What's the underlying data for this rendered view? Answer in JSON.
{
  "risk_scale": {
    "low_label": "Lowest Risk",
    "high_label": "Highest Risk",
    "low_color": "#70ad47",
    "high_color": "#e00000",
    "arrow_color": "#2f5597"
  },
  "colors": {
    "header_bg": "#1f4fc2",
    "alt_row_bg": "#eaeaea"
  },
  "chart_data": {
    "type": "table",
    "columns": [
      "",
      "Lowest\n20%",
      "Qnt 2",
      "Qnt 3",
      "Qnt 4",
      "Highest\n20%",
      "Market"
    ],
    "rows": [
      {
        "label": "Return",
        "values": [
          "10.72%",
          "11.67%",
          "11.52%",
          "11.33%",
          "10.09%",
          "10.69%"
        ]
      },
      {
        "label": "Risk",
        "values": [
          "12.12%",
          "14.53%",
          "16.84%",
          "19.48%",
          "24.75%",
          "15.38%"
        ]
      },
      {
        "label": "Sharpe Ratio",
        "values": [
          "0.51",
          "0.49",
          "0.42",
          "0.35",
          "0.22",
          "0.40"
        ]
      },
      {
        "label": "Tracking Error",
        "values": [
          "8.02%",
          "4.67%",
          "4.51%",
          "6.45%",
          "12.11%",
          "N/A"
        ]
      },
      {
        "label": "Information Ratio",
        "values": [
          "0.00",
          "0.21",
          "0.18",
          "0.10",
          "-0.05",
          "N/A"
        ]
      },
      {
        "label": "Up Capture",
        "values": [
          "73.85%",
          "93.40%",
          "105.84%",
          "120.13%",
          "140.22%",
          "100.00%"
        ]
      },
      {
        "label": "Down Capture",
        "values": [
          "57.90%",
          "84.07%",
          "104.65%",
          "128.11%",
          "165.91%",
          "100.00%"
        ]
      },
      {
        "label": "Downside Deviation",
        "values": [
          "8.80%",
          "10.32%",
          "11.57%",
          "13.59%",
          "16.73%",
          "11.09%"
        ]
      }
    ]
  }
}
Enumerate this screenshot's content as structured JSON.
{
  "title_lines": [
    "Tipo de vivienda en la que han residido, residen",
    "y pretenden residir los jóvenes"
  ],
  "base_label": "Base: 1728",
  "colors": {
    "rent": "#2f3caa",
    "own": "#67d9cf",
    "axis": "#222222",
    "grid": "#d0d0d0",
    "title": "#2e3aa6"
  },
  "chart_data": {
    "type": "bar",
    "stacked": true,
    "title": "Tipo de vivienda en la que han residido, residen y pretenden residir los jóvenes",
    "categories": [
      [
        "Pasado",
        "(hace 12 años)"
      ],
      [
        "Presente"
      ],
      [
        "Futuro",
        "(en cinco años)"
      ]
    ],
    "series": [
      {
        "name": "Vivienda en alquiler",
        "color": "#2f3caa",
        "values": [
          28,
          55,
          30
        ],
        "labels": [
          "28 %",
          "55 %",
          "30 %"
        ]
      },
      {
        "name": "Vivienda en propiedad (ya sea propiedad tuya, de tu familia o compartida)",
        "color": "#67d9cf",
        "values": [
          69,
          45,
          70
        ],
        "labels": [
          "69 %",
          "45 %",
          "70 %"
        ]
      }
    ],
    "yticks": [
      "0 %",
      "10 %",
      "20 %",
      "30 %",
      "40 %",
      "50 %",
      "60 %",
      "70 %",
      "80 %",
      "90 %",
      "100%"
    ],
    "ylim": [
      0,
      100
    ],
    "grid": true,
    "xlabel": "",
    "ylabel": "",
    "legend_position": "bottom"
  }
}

> _INSTRUCTIONS FOR THE TASK_: Retype every entry word for word.

> _OUTPUT OF THE TASK_:
What's the underlying data for this rendered view? Answer in JSON.
{
  "risk_scale": {
    "low_label": "Lowest Risk",
    "high_label": "Highest Risk",
    "low_color": "#70ad47",
    "high_color": "#e00000",
    "arrow_color": "#2f5597"
  },
  "colors": {
    "header_bg": "#1f4fc2",
    "alt_row_bg": "#eaeaea"
  },
  "chart_data": {
    "type": "table",
    "columns": [
      "",
      "Lowest\n20%",
      "Qnt 2",
      "Qnt 3",
      "Qnt 4",
      "Highest\n20%",
      "Market"
    ],
    "rows": [
      {
        "label": "Return",
        "values": [
          "10.72%",
          "11.67%",
          "11.52%",
          "11.33%",
          "10.09%",
          "10.69%"
        ]
      },
      {
        "label": "Risk",
        "values": [
          "12.12%",
          "14.53%",
          "16.84%",
          "19.48%",
          "24.75%",
          "15.38%"
        ]
      },
      {
        "label": "Sharpe Ratio",
        "values": [
          "0.51",
          "0.49",
          "0.42",
          "0.35",
          "0.22",
          "0.40"
        ]
      },
      {
        "label": "Tracking Error",
        "values": [
          "8.02%",
          "4.67%",
          "4.51%",
          "6.45%",
          "12.11%",
          "N/A"
        ]
      },
      {
        "label": "Information Ratio",
        "values": [
          "0.00",
          "0.21",
          "0.18",
          "0.10",
          "-0.05",
          "N/A"
        ]
      },
      {
        "label": "Up Capture",
        "values": [
          "73.85%",
          "93.40%",
          "105.84%",
          "120.13%",
          "140.22%",
          "100.00%"
        ]
      },
      {
        "label": "Down Capture",
        "values": [
          "57.90%",
          "84.07%",
          "104.65%",
          "128.11%",
          "165.91%",
          "100.00%"
        ]
      },
      {
        "label": "Downside Deviation",
        "values": [
          "8.80%",
          "10.32%",
          "11.57%",
          "13.59%",
          "16.73%",
          "11.09%"
        ]
      }
    ]
  }
}
Enumerate this screenshot's content as structured JSON.
{
  "title_lines": [
    "Tipo de vivienda en la que han residido, residen",
    "y pretenden residir los jóvenes"
  ],
  "base_label": "Base: 1728",
  "colors": {
    "rent": "#2f3caa",
    "own": "#67d9cf",
    "axis": "#222222",
    "grid": "#d0d0d0",
    "title": "#2e3aa6"
  },
  "chart_data": {
    "type": "bar",
    "stacked": true,
    "title": "Tipo de vivienda en la que han residido, residen y pretenden residir los jóvenes",
    "categories": [
      [
        "Pasado",
        "(hace 12 años)"
      ],
      [
        "Presente"
      ],
      [
        "Futuro",
        "(en cinco años)"
      ]
    ],
    "series": [
      {
        "name": "Vivienda en alquiler",
        "color": "#2f3caa",
        "values": [
          28,
          55,
          30
        ],
        "labels": [
          "28 %",
          "55 %",
          "30 %"
        ]
      },
      {
        "name": "Vivienda en propiedad (ya sea propiedad tuya, de tu familia o compartida)",
        "color": "#67d9cf",
        "values": [
          69,
          45,
          70
        ],
        "labels": [
          "69 %",
          "45 %",
          "70 %"
        ]
      }
    ],
    "yticks": [
      "0 %",
      "10 %",
      "20 %",
      "30 %",
      "40 %",
      "50 %",
      "60 %",
      "70 %",
      "80 %",
      "90 %",
      "100%"
    ],
    "ylim": [
      0,
      100
    ],
    "grid": true,
    "xlabel": "",
    "ylabel": "",
    "legend_position": "bottom"
  }
}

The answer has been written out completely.